Casa do Poço
A partir de 2026, a Casa do Poço afirma-se como um espaço de cultura, conhecimento e criação, orientado para a valorização do património material e imaterial de Valença, em diálogo permanente com a Galiza. A programação organiza-se como um território aberto, onde diferentes práticas e linguagens se cruzam. Exposições, ciclos de debate, projeções, residências artísticas, momentos de convívio e apresentações públicas constroem um espaço vivo, atento ao presente e às suas urgências. Mais do que um lugar de apresentação, a Casa do Poço propõe-se como um lugar de passagem — de ideias, de pessoas, de experiências. Embora de natureza privada, está plenamente aberta ao público, com especial atenção às gerações mais jovens.
O Edifício
A Casa do Poço é um dos edifícios mais antigos da Praça Forte de Valença. Debruçada sobre a fronteira e o rio Minho, a sua existência encontra-se documentada desde o século XVI — uma casa erguida no alto, com a ponte aos seus pés. O edifício atual terá sido provavelmente construído no século XVII e reconstruído no final do século XIX, adquirindo a configuração que ainda hoje conserva. Ao longo dos séculos, acolheu diferentes usos e funções, alternando entre o privado e o público, acompanhando as transformações da cidade.

**Instruções do exercício:**
a) Responda com base no texto sobre a Casa do Poço:
(i) Desde que século está documentada a existência da casa?
(ii) Com que região a casa mantém um diálogo permanente?
(iii) A que gerações dá especial atenção?
b) Traduza para inglês, por favor, esta frase do texto sobre a Casa do Poço: "Mais do que um lugar de apresentação, a Casa do Poço propõe-se como um lugar de passagem — de ideias, de pessoas, de experiências."

**Dados fornecidos:**
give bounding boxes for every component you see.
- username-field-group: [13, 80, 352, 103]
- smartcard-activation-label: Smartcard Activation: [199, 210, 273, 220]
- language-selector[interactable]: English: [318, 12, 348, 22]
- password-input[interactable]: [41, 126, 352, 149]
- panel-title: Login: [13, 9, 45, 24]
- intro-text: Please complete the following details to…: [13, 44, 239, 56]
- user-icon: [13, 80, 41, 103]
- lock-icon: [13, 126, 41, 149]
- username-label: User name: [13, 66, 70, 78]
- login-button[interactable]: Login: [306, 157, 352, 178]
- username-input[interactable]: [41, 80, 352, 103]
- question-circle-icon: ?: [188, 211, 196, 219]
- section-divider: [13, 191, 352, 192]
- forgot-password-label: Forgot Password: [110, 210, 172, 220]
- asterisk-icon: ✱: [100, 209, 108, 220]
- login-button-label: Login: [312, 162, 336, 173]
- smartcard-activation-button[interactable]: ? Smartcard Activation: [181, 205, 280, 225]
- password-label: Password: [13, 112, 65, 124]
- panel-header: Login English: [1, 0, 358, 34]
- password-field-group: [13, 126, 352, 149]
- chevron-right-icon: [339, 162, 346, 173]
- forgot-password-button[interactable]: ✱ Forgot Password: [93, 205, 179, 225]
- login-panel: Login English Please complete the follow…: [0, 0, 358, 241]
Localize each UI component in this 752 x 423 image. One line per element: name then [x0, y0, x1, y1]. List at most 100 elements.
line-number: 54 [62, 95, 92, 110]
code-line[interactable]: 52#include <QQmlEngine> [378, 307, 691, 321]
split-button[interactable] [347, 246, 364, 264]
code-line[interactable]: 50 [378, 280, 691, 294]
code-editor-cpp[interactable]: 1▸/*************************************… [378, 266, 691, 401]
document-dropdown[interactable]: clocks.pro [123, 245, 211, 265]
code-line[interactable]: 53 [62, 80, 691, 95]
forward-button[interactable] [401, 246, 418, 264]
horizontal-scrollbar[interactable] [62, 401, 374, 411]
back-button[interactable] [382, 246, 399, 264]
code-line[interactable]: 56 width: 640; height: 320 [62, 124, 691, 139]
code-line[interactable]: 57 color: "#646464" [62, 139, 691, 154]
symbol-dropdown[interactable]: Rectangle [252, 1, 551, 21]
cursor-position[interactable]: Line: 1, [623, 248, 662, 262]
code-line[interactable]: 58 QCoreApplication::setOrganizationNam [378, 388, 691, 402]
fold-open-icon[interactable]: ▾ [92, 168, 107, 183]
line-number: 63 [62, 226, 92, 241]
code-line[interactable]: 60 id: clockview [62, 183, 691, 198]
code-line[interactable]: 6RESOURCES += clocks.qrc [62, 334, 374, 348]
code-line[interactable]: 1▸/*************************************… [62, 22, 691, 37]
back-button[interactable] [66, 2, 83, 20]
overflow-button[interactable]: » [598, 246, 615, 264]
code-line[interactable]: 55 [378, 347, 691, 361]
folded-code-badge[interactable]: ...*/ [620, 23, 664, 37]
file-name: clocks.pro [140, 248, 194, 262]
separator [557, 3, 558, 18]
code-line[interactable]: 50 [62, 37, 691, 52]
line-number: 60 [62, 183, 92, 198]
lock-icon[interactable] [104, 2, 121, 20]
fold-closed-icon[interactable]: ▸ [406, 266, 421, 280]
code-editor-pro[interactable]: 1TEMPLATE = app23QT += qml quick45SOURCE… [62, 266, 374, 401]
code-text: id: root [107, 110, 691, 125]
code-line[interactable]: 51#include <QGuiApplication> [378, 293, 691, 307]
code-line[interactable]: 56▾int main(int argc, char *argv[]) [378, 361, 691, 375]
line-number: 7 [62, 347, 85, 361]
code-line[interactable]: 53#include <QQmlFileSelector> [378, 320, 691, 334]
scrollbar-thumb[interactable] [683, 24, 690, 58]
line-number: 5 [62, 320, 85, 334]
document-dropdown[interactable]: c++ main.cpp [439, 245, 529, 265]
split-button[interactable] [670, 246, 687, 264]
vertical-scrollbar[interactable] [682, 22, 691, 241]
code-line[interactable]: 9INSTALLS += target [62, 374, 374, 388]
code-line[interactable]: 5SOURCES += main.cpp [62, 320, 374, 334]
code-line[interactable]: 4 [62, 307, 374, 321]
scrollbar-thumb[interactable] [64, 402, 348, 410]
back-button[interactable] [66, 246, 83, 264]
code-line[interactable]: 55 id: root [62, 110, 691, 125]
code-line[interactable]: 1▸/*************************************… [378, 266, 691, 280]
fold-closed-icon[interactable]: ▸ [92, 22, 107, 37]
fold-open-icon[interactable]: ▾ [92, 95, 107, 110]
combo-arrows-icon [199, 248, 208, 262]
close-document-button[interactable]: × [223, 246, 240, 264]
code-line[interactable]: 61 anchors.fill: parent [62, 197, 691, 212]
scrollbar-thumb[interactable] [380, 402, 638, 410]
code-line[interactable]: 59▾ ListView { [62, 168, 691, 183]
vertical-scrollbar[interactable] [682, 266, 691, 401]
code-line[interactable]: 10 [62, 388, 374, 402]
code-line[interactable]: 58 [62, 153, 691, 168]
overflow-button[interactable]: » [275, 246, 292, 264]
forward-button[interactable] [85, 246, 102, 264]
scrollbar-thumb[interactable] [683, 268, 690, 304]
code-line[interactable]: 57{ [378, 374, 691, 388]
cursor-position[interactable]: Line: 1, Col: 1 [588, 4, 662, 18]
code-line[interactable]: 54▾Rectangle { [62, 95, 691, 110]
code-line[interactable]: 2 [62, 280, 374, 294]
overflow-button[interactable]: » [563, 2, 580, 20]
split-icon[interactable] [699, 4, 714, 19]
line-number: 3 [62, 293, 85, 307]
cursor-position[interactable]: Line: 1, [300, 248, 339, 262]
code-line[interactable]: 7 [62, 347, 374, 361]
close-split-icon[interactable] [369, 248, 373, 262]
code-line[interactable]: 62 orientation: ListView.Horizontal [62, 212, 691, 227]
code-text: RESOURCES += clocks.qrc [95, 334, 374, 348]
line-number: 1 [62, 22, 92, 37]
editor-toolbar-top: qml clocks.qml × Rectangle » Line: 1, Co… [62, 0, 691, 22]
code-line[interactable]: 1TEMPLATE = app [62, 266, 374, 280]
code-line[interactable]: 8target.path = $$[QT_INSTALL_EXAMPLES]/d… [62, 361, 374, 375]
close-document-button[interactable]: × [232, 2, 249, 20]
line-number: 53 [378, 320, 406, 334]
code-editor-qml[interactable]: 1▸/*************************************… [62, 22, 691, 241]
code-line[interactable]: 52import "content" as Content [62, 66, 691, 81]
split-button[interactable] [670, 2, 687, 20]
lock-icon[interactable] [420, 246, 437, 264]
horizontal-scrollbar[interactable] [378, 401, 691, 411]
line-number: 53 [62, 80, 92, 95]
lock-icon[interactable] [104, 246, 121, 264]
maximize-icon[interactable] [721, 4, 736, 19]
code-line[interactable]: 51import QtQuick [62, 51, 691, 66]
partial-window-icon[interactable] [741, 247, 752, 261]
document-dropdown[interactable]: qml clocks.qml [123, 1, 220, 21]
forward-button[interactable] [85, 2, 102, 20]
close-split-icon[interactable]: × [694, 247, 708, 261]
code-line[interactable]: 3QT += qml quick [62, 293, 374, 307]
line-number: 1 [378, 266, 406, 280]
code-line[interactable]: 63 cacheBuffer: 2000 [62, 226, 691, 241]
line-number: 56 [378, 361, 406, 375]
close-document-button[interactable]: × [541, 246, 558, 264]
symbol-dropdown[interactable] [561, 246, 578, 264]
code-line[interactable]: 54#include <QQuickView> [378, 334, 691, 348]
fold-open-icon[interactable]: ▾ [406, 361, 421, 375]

**Resultados por tarefa:**
a)
(i) Desde o século XVI.
(ii) Com a Galiza.
(iii) Às gerações mais jovens.

b) More than a place of presentation, the Casa do Poço offers itself as a place of passage — of ideas, of people, of experiences.